**The exercise**
Transcribe each entry below exactly. Pictures do not go in the copy.

....

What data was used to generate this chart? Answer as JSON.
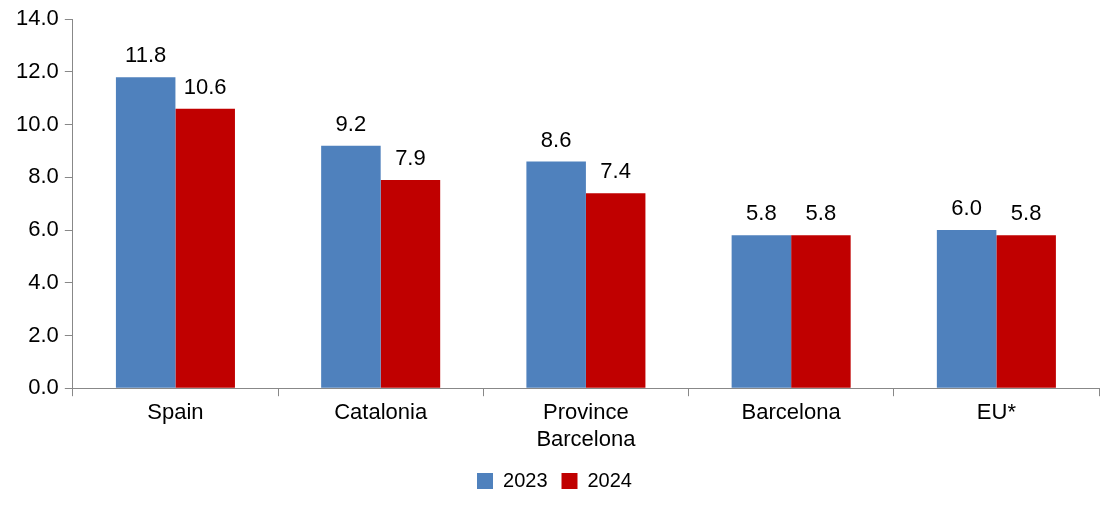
{
  "chart_data": {
    "type": "bar",
    "categories": [
      "Spain",
      "Catalonia",
      "Province Barcelona",
      "Barcelona",
      "EU*"
    ],
    "series": [
      {
        "name": "2023",
        "color": "#4f81bd",
        "values": [
          11.8,
          9.2,
          8.6,
          5.8,
          6.0
        ],
        "value_labels": [
          "11.8",
          "9.2",
          "8.6",
          "5.8",
          "6.0"
        ]
      },
      {
        "name": "2024",
        "color": "#c00000",
        "values": [
          10.6,
          7.9,
          7.4,
          5.8,
          5.8
        ],
        "value_labels": [
          "10.6",
          "7.9",
          "7.4",
          "5.8",
          "5.8"
        ]
      }
    ],
    "ylim": [
      0,
      14
    ],
    "yticks": [
      {
        "value": 0,
        "label": "0.0"
      },
      {
        "value": 2,
        "label": "2.0"
      },
      {
        "value": 4,
        "label": "4.0"
      },
      {
        "value": 6,
        "label": "6.0"
      },
      {
        "value": 8,
        "label": "8.0"
      },
      {
        "value": 10,
        "label": "10.0"
      },
      {
        "value": 12,
        "label": "12.0"
      },
      {
        "value": 14,
        "label": "14.0"
      }
    ],
    "grid": false,
    "legend": "bottom"
  }
}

....

**Reply to the exercise**
What data was used to generate this chart? Answer as JSON.
{
  "chart_data": {
    "type": "bar",
    "categories": [
      "Spain",
      "Catalonia",
      "Province Barcelona",
      "Barcelona",
      "EU*"
    ],
    "series": [
      {
        "name": "2023",
        "color": "#4f81bd",
        "values": [
          11.8,
          9.2,
          8.6,
          5.8,
          6.0
        ],
        "value_labels": [
          "11.8",
          "9.2",
          "8.6",
          "5.8",
          "6.0"
        ]
      },
      {
        "name": "2024",
        "color": "#c00000",
        "values": [
          10.6,
          7.9,
          7.4,
          5.8,
          5.8
        ],
        "value_labels": [
          "10.6",
          "7.9",
          "7.4",
          "5.8",
          "5.8"
        ]
      }
    ],
    "ylim": [
      0,
      14
    ],
    "yticks": [
      {
        "value": 0,
        "label": "0.0"
      },
      {
        "value": 2,
        "label": "2.0"
      },
      {
        "value": 4,
        "label": "4.0"
      },
      {
        "value": 6,
        "label": "6.0"
      },
      {
        "value": 8,
        "label": "8.0"
      },
      {
        "value": 10,
        "label": "10.0"
      },
      {
        "value": 12,
        "label": "12.0"
      },
      {
        "value": 14,
        "label": "14.0"
      }
    ],
    "grid": false,
    "legend": "bottom"
  }
}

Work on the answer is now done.